What to produce: Format the entries as a Markdown table with the columns No. and Line, starting with the first line and going on through the line with "Enumerate the UI". Number each row, skip blank lines, and leave the pictures out.

(Source data)

** START **

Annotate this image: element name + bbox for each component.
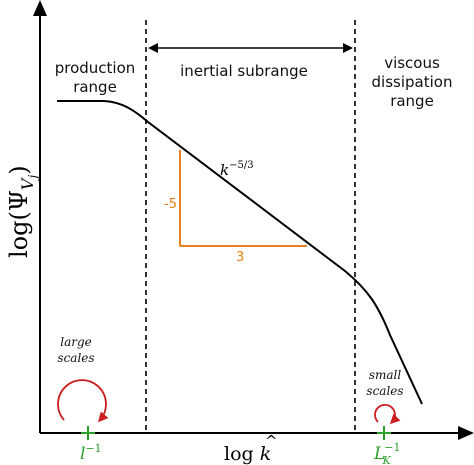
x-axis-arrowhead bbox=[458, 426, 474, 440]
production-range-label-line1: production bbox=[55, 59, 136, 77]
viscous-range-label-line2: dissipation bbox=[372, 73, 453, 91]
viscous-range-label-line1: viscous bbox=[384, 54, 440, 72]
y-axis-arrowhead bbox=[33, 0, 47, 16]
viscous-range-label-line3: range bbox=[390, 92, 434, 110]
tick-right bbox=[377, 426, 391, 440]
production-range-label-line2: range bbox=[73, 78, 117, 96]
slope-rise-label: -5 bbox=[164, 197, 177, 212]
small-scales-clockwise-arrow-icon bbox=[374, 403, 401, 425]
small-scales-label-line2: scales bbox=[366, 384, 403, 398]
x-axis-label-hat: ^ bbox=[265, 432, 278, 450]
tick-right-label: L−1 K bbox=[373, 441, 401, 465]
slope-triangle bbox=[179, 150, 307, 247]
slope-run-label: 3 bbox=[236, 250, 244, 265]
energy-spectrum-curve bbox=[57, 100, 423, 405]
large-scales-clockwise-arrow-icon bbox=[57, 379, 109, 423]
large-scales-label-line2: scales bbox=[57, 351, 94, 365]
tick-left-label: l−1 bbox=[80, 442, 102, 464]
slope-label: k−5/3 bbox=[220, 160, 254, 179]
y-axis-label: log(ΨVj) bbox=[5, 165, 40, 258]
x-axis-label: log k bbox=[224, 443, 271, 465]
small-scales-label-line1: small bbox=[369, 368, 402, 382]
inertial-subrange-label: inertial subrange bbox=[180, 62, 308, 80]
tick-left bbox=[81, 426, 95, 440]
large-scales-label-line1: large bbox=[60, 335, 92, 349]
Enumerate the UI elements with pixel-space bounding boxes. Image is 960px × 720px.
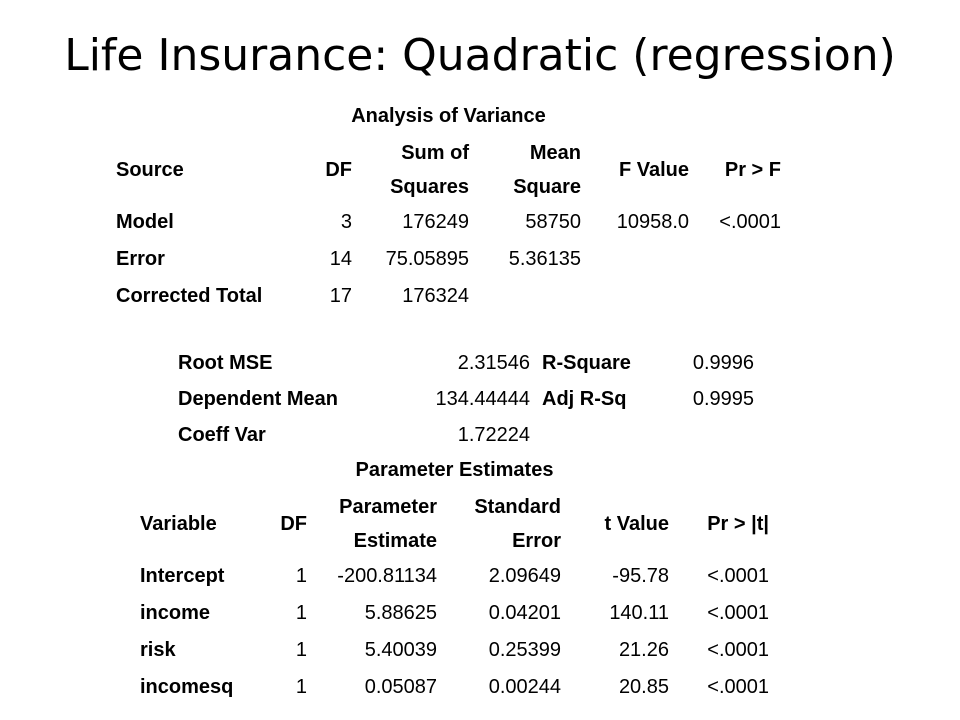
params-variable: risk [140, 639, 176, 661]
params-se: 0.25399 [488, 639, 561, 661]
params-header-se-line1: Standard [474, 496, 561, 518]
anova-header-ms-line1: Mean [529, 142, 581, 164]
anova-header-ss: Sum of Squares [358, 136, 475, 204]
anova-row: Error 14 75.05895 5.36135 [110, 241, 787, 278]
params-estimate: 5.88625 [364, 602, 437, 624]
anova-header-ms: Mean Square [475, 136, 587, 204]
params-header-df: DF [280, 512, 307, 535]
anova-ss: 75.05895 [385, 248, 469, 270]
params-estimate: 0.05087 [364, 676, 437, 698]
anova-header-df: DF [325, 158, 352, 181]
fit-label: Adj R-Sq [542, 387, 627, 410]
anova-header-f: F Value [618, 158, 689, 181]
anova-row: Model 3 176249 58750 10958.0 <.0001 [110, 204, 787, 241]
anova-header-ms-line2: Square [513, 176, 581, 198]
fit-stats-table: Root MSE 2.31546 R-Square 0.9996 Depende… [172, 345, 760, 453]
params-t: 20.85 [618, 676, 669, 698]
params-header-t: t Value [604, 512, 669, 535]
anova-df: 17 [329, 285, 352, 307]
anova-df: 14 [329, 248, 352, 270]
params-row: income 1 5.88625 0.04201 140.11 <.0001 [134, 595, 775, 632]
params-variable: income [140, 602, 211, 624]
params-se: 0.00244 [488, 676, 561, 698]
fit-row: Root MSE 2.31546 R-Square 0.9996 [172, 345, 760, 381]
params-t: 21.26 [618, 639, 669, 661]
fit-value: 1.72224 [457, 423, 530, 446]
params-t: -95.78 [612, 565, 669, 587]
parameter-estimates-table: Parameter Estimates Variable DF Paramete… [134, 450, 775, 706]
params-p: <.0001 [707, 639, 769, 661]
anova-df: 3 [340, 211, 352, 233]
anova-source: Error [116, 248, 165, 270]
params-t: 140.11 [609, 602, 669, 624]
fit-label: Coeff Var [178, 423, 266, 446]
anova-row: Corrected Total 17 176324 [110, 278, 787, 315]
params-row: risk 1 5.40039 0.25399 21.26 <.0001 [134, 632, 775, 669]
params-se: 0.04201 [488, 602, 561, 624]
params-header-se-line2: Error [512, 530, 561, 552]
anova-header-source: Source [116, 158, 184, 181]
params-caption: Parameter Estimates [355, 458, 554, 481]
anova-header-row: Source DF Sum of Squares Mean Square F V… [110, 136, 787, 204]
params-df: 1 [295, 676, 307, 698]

** END **

Response below:
| No. | Line |
|---|---|
| 1 | Annotate this image: element name + bbox for each component. |
| 2 | x-axis-arrowhead bbox=[458, 426, 474, 440] |
| 3 | production-range-label-line1: production bbox=[55, 59, 136, 77] |
| 4 | viscous-range-label-line2: dissipation bbox=[372, 73, 453, 91] |
| 5 | viscous-range-label-line1: viscous bbox=[384, 54, 440, 72] |
| 6 | y-axis-arrowhead bbox=[33, 0, 47, 16] |
| 7 | viscous-range-label-line3: range bbox=[390, 92, 434, 110] |
| 8 | tick-right bbox=[377, 426, 391, 440] |
| 9 | production-range-label-line2: range bbox=[73, 78, 117, 96] |
| 10 | slope-rise-label: -5 bbox=[164, 197, 177, 212] |
| 11 | small-scales-clockwise-arrow-icon bbox=[374, 403, 401, 425] |
| 12 | small-scales-label-line2: scales bbox=[366, 384, 403, 398] |
| 13 | x-axis-label-hat: ^ bbox=[265, 432, 278, 450] |
| 14 | tick-right-label: L−1 K bbox=[373, 441, 401, 465] |
| 15 | slope-triangle bbox=[179, 150, 307, 247] |
| 16 | slope-run-label: 3 bbox=[236, 250, 244, 265] |
| 17 | energy-spectrum-curve bbox=[57, 100, 423, 405] |
| 18 | large-scales-clockwise-arrow-icon bbox=[57, 379, 109, 423] |
| 19 | large-scales-label-line2: scales bbox=[57, 351, 94, 365] |
| 20 | tick-left-label: l−1 bbox=[80, 442, 102, 464] |
| 21 | slope-label: k−5/3 bbox=[220, 160, 254, 179] |
| 22 | y-axis-label: log(ΨVj) bbox=[5, 165, 40, 258] |
| 23 | x-axis-label: log k bbox=[224, 443, 271, 465] |
| 24 | small-scales-label-line1: small bbox=[369, 368, 402, 382] |
| 25 | inertial-subrange-label: inertial subrange bbox=[180, 62, 308, 80] |
| 26 | tick-left bbox=[81, 426, 95, 440] |
| 27 | large-scales-label-line1: large bbox=[60, 335, 92, 349] |
| 28 | Enumerate the UI elements with pixel-space bounding boxes. Image is 960px × 720px. |